# Original Schwinn Phantom Parts



## atencioee (Mar 4, 2019)

Hello fellow Cabe members! Here is an updated list of Original 1949 - 1952 Phantom parts (no repo parts!) that I am looking for...

* Fenders
* Pedals
* Tires (OG Typhoon Cord, Goodyear All Weather, and/or US Royal Master)


----------



## Junkman Bob (Mar 5, 2019)

I have a frame


----------



## atencioee (Mar 5, 2019)

That's a very nice frame, but I already have one.


----------



## Junkman Bob (Mar 5, 2019)

Think spring and build those bikes 

Thanks for complimentary reply 
Bob


----------



## atencioee (Mar 5, 2019)

Are you willing to sell the crank?


----------



## A.S.BOLTNUT (Mar 5, 2019)

atencioee said:


> Are you willing to sell the crank?




Check your in box .


----------



## Junkman Bob (Mar 5, 2019)

I don’t see a reply from you nutbokt??


----------



## A.S.BOLTNUT (Mar 5, 2019)

Junkman Bob said:


> I don’t see a reply from you nutbokt??




That's cause it's not too you jump man!!!!


----------



## Junkman Bob (Mar 5, 2019)

What do u mean “ jump man”


----------



## BFGforme (Mar 5, 2019)

Data lines:
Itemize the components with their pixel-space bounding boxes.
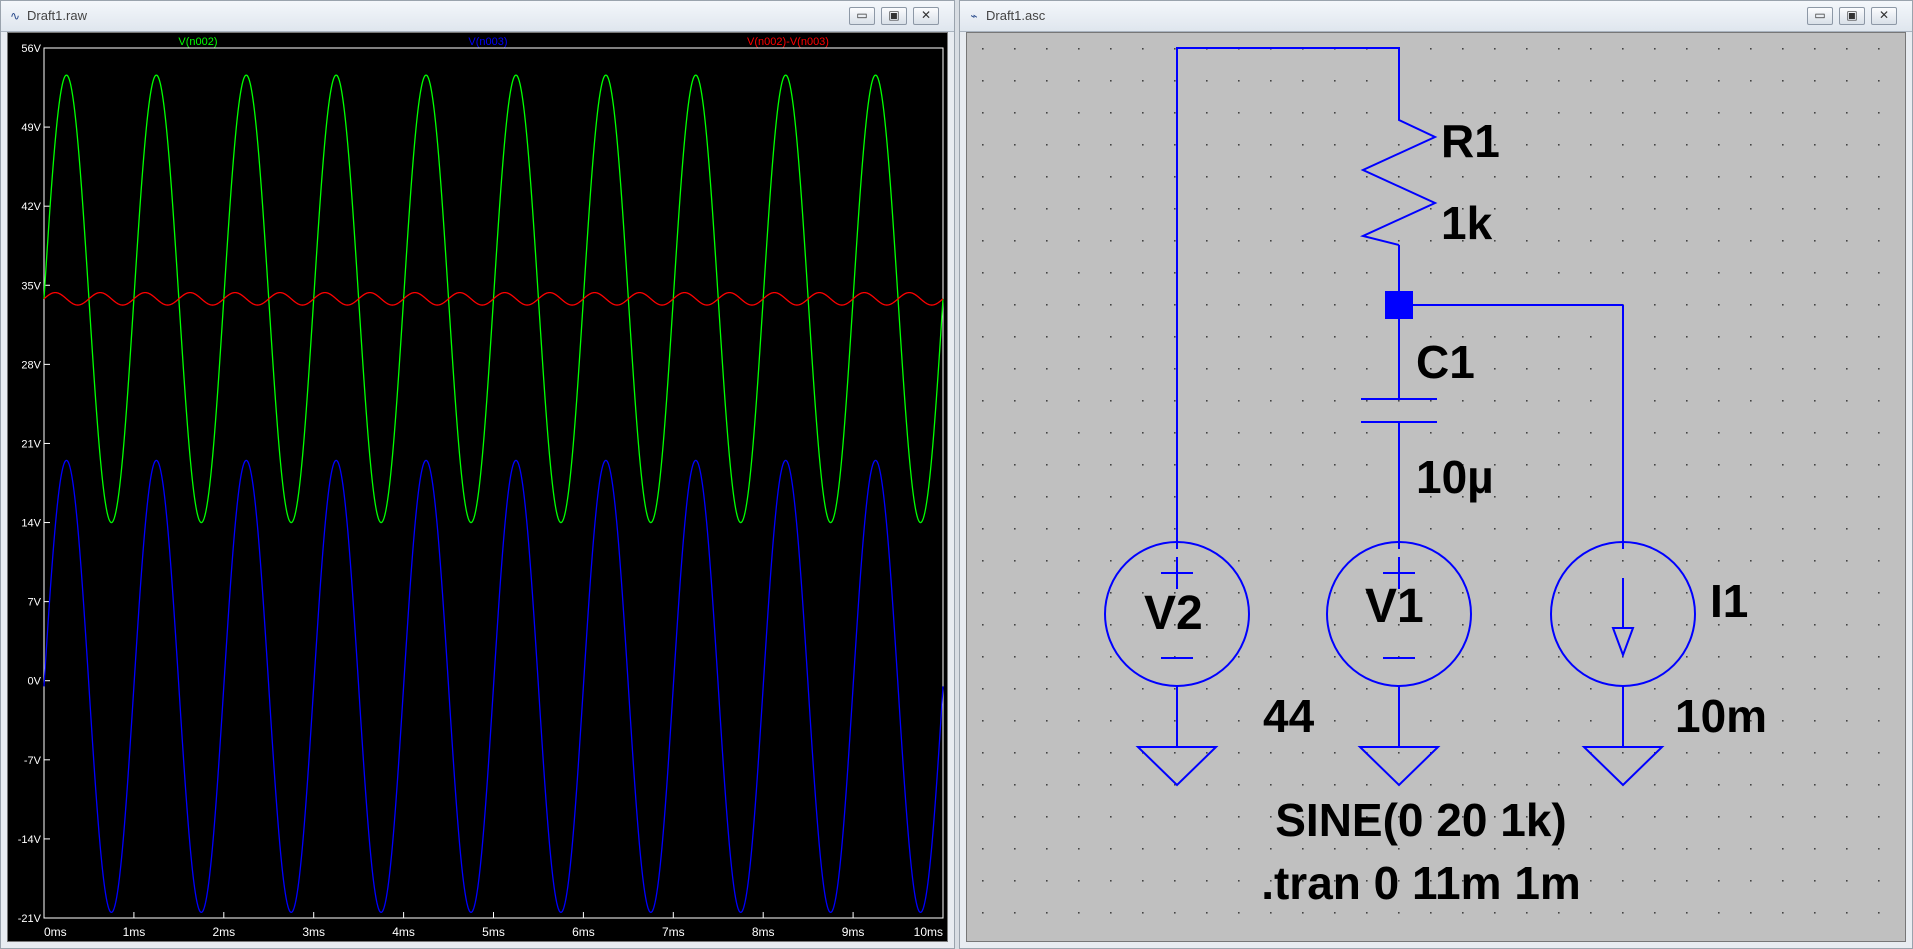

Task set:
**A)** In the thread on original Schwinn Phantom parts, which years of Phantom parts does the first poster want?
**B)** In the Schwinn Phantom parts thread, rewrite the stretch from "## atencioee (Mar 4, 2019)" through "am looking for...", putting "forum" in place of "Cabe".
The listing has nothing to do with what follows.

Solutions for each task:
**A)** 1949 through 1952.

**B)**
## atencioee (Mar 4, 2019)

Hello fellow forum members! Here is an updated list of Original 1949 - 1952 Phantom parts (no repo parts!) that I am looking for...